[BEGIN Dataset excerpts]

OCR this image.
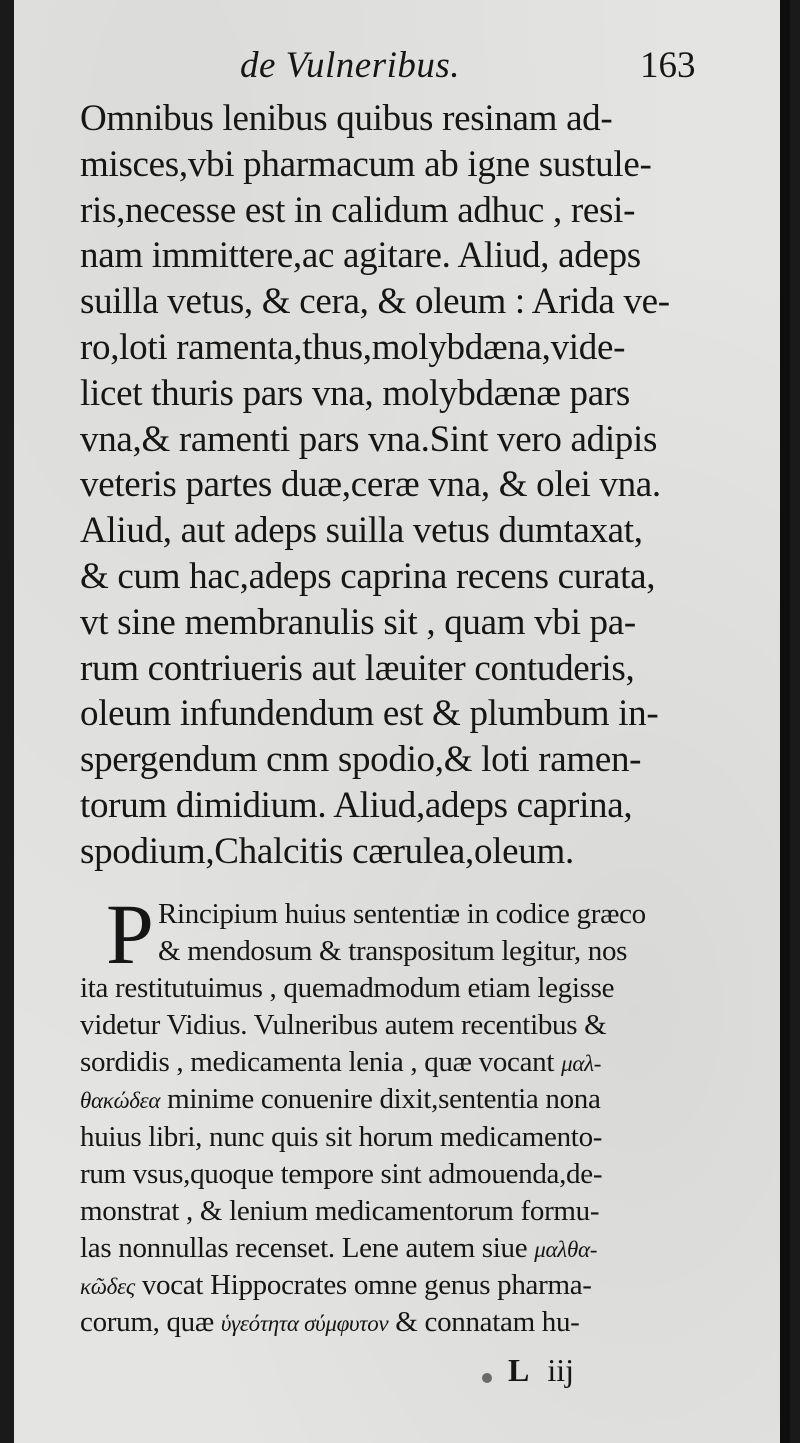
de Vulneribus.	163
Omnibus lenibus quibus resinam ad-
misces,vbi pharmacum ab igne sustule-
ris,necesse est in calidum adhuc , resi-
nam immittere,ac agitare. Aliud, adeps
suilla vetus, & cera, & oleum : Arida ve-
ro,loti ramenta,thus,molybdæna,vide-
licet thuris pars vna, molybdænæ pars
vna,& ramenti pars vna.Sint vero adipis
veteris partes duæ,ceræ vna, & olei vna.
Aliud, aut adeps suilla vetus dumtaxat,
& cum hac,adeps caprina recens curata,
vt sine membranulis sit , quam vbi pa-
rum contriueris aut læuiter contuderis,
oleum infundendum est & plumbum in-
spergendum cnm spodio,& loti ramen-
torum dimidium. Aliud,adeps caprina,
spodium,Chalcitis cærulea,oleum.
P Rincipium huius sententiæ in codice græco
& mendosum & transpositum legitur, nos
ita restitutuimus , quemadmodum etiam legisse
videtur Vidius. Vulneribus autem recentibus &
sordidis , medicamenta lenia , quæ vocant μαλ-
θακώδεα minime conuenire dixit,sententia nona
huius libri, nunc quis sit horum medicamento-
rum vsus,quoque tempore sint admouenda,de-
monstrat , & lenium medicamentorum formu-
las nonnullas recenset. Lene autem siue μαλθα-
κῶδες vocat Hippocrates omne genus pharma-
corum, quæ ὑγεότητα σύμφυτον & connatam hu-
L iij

[END Dataset excerpts]

Problem to work on: Show every line from the entries above in which "adeps" appears.

Solution to the problem:
nam immittere,ac agitare. Aliud, adeps
Aliud, aut adeps suilla vetus dumtaxat,
& cum hac,adeps caprina recens curata,
torum dimidium. Aliud,adeps caprina,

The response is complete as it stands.